▸ **YOUR GOAL**
Render each line of the data below as one string in a JSON list, omitting blank lines.

▸ **EXERCISE INPUTS**
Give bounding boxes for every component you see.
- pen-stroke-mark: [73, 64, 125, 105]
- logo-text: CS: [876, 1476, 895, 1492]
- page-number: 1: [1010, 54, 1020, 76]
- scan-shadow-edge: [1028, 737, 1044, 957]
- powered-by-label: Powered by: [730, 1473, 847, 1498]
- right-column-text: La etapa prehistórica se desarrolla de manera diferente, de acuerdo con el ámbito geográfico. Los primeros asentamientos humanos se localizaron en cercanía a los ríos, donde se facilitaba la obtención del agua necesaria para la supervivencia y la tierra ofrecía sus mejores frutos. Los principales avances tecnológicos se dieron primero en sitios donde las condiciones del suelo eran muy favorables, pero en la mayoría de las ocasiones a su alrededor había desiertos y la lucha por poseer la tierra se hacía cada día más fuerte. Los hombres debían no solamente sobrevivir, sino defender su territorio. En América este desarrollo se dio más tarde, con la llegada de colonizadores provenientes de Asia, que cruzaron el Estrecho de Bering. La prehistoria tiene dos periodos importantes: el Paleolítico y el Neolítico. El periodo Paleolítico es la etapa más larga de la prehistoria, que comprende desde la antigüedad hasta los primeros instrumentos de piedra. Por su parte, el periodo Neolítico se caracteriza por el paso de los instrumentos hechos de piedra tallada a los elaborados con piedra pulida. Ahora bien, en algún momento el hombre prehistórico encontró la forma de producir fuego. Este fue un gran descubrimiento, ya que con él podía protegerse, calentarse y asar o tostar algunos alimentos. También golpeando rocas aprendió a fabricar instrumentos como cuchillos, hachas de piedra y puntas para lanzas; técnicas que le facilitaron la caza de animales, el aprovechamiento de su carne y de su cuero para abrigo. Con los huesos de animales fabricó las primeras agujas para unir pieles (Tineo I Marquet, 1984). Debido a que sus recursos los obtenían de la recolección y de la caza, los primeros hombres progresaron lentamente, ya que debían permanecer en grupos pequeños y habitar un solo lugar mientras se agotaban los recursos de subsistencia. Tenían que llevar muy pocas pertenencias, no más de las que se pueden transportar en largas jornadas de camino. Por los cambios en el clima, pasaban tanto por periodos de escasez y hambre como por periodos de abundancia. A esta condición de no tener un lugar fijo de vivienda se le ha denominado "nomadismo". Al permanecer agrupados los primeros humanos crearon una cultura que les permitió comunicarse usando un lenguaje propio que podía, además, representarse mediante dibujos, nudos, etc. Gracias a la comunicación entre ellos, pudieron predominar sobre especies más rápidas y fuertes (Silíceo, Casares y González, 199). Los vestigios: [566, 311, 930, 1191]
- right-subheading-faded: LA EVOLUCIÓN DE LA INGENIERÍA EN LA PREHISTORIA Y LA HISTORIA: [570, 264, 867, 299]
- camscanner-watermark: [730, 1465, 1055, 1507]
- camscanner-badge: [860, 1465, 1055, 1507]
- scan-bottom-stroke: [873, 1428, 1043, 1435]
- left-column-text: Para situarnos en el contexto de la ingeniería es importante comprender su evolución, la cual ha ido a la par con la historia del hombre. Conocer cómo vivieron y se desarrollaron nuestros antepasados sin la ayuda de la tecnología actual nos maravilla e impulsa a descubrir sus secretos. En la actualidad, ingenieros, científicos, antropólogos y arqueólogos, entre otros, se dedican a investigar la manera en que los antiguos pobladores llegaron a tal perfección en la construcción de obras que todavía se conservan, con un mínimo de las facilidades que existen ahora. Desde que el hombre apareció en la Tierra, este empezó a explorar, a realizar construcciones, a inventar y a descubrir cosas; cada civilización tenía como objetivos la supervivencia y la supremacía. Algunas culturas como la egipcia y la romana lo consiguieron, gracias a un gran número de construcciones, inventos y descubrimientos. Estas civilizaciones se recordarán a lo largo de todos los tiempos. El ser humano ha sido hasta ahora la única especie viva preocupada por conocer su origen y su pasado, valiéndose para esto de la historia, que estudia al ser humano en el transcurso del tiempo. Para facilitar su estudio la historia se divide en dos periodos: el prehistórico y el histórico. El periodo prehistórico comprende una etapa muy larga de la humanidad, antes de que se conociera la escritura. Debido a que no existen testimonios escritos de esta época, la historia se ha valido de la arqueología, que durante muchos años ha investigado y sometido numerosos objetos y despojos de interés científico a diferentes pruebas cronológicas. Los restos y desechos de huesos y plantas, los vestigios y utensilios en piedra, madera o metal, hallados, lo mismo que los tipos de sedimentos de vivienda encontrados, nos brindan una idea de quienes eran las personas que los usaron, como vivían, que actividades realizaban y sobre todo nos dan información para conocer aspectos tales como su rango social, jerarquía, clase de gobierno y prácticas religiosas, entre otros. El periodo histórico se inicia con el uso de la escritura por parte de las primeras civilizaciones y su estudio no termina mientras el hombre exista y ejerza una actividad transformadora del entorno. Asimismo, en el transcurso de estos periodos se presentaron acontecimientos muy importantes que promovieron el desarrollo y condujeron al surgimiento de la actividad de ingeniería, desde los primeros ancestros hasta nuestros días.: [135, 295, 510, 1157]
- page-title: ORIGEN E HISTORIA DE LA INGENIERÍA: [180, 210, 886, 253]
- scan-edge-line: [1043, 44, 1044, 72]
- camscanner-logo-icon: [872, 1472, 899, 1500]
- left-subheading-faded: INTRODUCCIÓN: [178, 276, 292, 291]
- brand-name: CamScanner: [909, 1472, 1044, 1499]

▸ **RESULT OF THE TASK**
[
  "Give bounding boxes for every component you see.",
  "- pen-stroke-mark: [73, 64, 125, 105]",
  "- logo-text: CS: [876, 1476, 895, 1492]",
  "- page-number: 1: [1010, 54, 1020, 76]",
  "- scan-shadow-edge: [1028, 737, 1044, 957]",
  "- powered-by-label: Powered by: [730, 1473, 847, 1498]",
  "- right-column-text: La etapa prehistórica se desarrolla de manera diferente, de acuerdo con el ámbito geográfico. Los primeros asentamientos humanos se localizaron en cercanía a los ríos, donde se facilitaba la obtención del agua necesaria para la supervivencia y la tierra ofrecía sus mejores frutos. Los principales avances tecnológicos se dieron primero en sitios donde las condiciones del suelo eran muy favorables, pero en la mayoría de las ocasiones a su alrededor había desiertos y la lucha por poseer la tierra se hacía cada día más fuerte. Los hombres debían no solamente sobrevivir, sino defender su territorio. En América este desarrollo se dio más tarde, con la llegada de colonizadores provenientes de Asia, que cruzaron el Estrecho de Bering. La prehistoria tiene dos periodos importantes: el Paleolítico y el Neolítico. El periodo Paleolítico es la etapa más larga de la prehistoria, que comprende desde la antigüedad hasta los primeros instrumentos de piedra. Por su parte, el periodo Neolítico se caracteriza por el paso de los instrumentos hechos de piedra tallada a los elaborados con piedra pulida. Ahora bien, en algún momento el hombre prehistórico encontró la forma de producir fuego. Este fue un gran descubrimiento, ya que con él podía protegerse, calentarse y asar o tostar algunos alimentos. También golpeando rocas aprendió a fabricar instrumentos como cuchillos, hachas de piedra y puntas para lanzas; técnicas que le facilitaron la caza de animales, el aprovechamiento de su carne y de su cuero para abrigo. Con los huesos de animales fabricó las primeras agujas para unir pieles (Tineo I Marquet, 1984). Debido a que sus recursos los obtenían de la recolección y de la caza, los primeros hombres progresaron lentamente, ya que debían permanecer en grupos pequeños y habitar un solo lugar mientras se agotaban los recursos de subsistencia. Tenían que llevar muy pocas pertenencias, no más de las que se pueden transportar en largas jornadas de camino. Por los cambios en el clima, pasaban tanto por periodos de escasez y hambre como por periodos de abundancia. A esta condición de no tener un lugar fijo de vivienda se le ha denominado \"nomadismo\". Al permanecer agrupados los primeros humanos crearon una cultura que les permitió comunicarse usando un lenguaje propio que podía, además, representarse mediante dibujos, nudos, etc. Gracias a la comunicación entre ellos, pudieron predominar sobre especies más rápidas y fuertes (Silíceo, Casares y González, 199). Los vestigios: [566, 311, 930, 1191]",
  "- right-subheading-faded: LA EVOLUCIÓN DE LA INGENIERÍA EN LA PREHISTORIA Y LA HISTORIA: [570, 264, 867, 299]",
  "- camscanner-watermark: [730, 1465, 1055, 1507]",
  "- camscanner-badge: [860, 1465, 1055, 1507]",
  "- scan-bottom-stroke: [873, 1428, 1043, 1435]",
  "- left-column-text: Para situarnos en el contexto de la ingeniería es importante comprender su evolución, la cual ha ido a la par con la historia del hombre. Conocer cómo vivieron y se desarrollaron nuestros antepasados sin la ayuda de la tecnología actual nos maravilla e impulsa a descubrir sus secretos. En la actualidad, ingenieros, científicos, antropólogos y arqueólogos, entre otros, se dedican a investigar la manera en que los antiguos pobladores llegaron a tal perfección en la construcción de obras que todavía se conservan, con un mínimo de las facilidades que existen ahora. Desde que el hombre apareció en la Tierra, este empezó a explorar, a realizar construcciones, a inventar y a descubrir cosas; cada civilización tenía como objetivos la supervivencia y la supremacía. Algunas culturas como la egipcia y la romana lo consiguieron, gracias a un gran número de construcciones, inventos y descubrimientos. Estas civilizaciones se recordarán a lo largo de todos los tiempos. El ser humano ha sido hasta ahora la única especie viva preocupada por conocer su origen y su pasado, valiéndose para esto de la historia, que estudia al ser humano en el transcurso del tiempo. Para facilitar su estudio la historia se divide en dos periodos: el prehistórico y el histórico. El periodo prehistórico comprende una etapa muy larga de la humanidad, antes de que se conociera la escritura. Debido a que no existen testimonios escritos de esta época, la historia se ha valido de la arqueología, que durante muchos años ha investigado y sometido numerosos objetos y despojos de interés científico a diferentes pruebas cronológicas. Los restos y desechos de huesos y plantas, los vestigios y utensilios en piedra, madera o metal, hallados, lo mismo que los tipos de sedimentos de vivienda encontrados, nos brindan una idea de quienes eran las personas que los usaron, como vivían, que actividades realizaban y sobre todo nos dan información para conocer aspectos tales como su rango social, jerarquía, clase de gobierno y prácticas religiosas, entre otros. El periodo histórico se inicia con el uso de la escritura por parte de las primeras civilizaciones y su estudio no termina mientras el hombre exista y ejerza una actividad transformadora del entorno. Asimismo, en el transcurso de estos periodos se presentaron acontecimientos muy importantes que promovieron el desarrollo y condujeron al surgimiento de la actividad de ingeniería, desde los primeros ancestros hasta nuestros días.: [135, 295, 510, 1157]",
  "- page-title: ORIGEN E HISTORIA DE LA INGENIERÍA: [180, 210, 886, 253]",
  "- scan-edge-line: [1043, 44, 1044, 72]",
  "- camscanner-logo-icon: [872, 1472, 899, 1500]",
  "- left-subheading-faded: INTRODUCCIÓN: [178, 276, 292, 291]",
  "- brand-name: CamScanner: [909, 1472, 1044, 1499]"
]